- [Your goal]:
Write the data out again exactly, dropping any images it holds.

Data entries
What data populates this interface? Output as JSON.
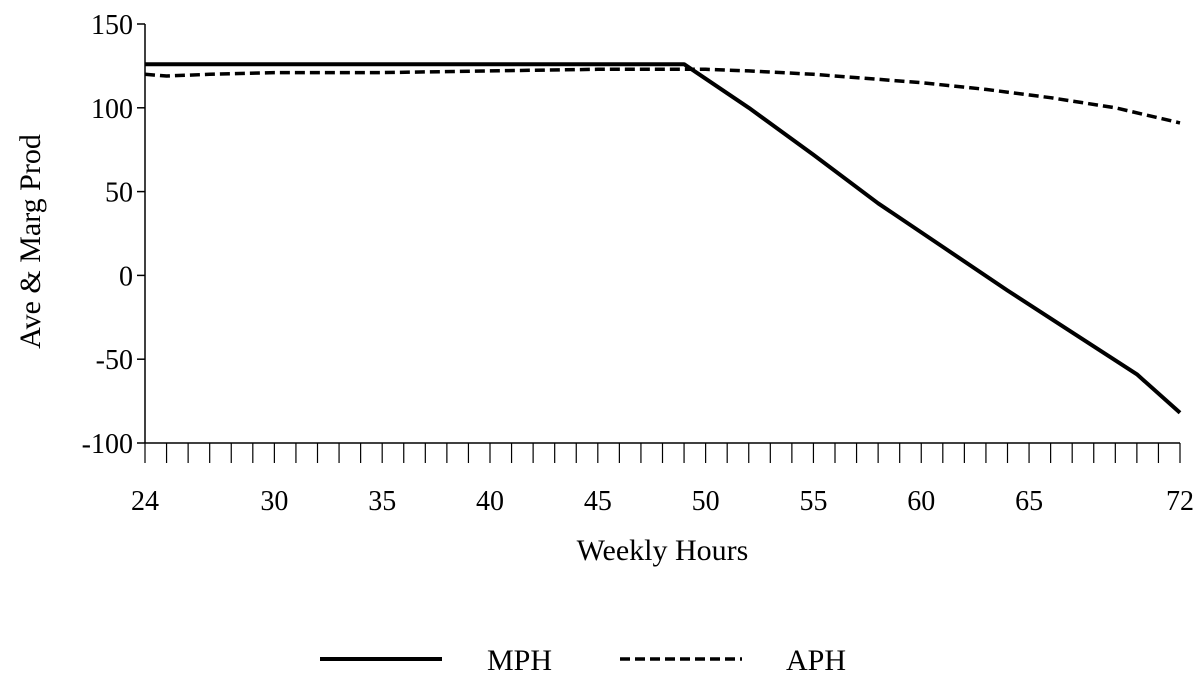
{
  "chart_data": {
    "type": "line",
    "title": "",
    "xlabel": "Weekly Hours",
    "ylabel": "Ave & Marg Prod",
    "xlim": [
      24,
      72
    ],
    "ylim": [
      -100,
      150
    ],
    "x_ticks": [
      24,
      30,
      35,
      40,
      45,
      50,
      55,
      60,
      65,
      72
    ],
    "x_tick_labels": [
      "24",
      "30",
      "35",
      "40",
      "45",
      "50",
      "55",
      "60",
      "65",
      "72"
    ],
    "x_minor_tick_step": 1,
    "y_ticks": [
      150,
      100,
      50,
      0,
      -50,
      -100
    ],
    "y_tick_labels": [
      "150",
      "100",
      "50",
      "0",
      "-50",
      "-100"
    ],
    "grid": false,
    "legend_position": "bottom-center",
    "series": [
      {
        "name": "MPH",
        "style": "solid",
        "color": "#000000",
        "points": [
          [
            24,
            126
          ],
          [
            49,
            126
          ],
          [
            52,
            100
          ],
          [
            55,
            72
          ],
          [
            58,
            43
          ],
          [
            61,
            17
          ],
          [
            64,
            -9
          ],
          [
            67,
            -34
          ],
          [
            70,
            -59
          ],
          [
            72,
            -82
          ]
        ]
      },
      {
        "name": "APH",
        "style": "dashed",
        "color": "#000000",
        "points": [
          [
            24,
            120
          ],
          [
            25,
            119
          ],
          [
            27,
            120
          ],
          [
            30,
            121
          ],
          [
            35,
            121
          ],
          [
            40,
            122
          ],
          [
            45,
            123
          ],
          [
            49,
            123
          ],
          [
            50,
            123
          ],
          [
            52,
            122
          ],
          [
            55,
            120
          ],
          [
            58,
            117
          ],
          [
            60,
            115
          ],
          [
            63,
            111
          ],
          [
            66,
            106
          ],
          [
            69,
            100
          ],
          [
            72,
            91
          ]
        ]
      }
    ]
  }
}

- [The completed task]:
What data populates this interface? Output as JSON.
{
  "chart_data": {
    "type": "line",
    "title": "",
    "xlabel": "Weekly Hours",
    "ylabel": "Ave & Marg Prod",
    "xlim": [
      24,
      72
    ],
    "ylim": [
      -100,
      150
    ],
    "x_ticks": [
      24,
      30,
      35,
      40,
      45,
      50,
      55,
      60,
      65,
      72
    ],
    "x_tick_labels": [
      "24",
      "30",
      "35",
      "40",
      "45",
      "50",
      "55",
      "60",
      "65",
      "72"
    ],
    "x_minor_tick_step": 1,
    "y_ticks": [
      150,
      100,
      50,
      0,
      -50,
      -100
    ],
    "y_tick_labels": [
      "150",
      "100",
      "50",
      "0",
      "-50",
      "-100"
    ],
    "grid": false,
    "legend_position": "bottom-center",
    "series": [
      {
        "name": "MPH",
        "style": "solid",
        "color": "#000000",
        "points": [
          [
            24,
            126
          ],
          [
            49,
            126
          ],
          [
            52,
            100
          ],
          [
            55,
            72
          ],
          [
            58,
            43
          ],
          [
            61,
            17
          ],
          [
            64,
            -9
          ],
          [
            67,
            -34
          ],
          [
            70,
            -59
          ],
          [
            72,
            -82
          ]
        ]
      },
      {
        "name": "APH",
        "style": "dashed",
        "color": "#000000",
        "points": [
          [
            24,
            120
          ],
          [
            25,
            119
          ],
          [
            27,
            120
          ],
          [
            30,
            121
          ],
          [
            35,
            121
          ],
          [
            40,
            122
          ],
          [
            45,
            123
          ],
          [
            49,
            123
          ],
          [
            50,
            123
          ],
          [
            52,
            122
          ],
          [
            55,
            120
          ],
          [
            58,
            117
          ],
          [
            60,
            115
          ],
          [
            63,
            111
          ],
          [
            66,
            106
          ],
          [
            69,
            100
          ],
          [
            72,
            91
          ]
        ]
      }
    ]
  }
}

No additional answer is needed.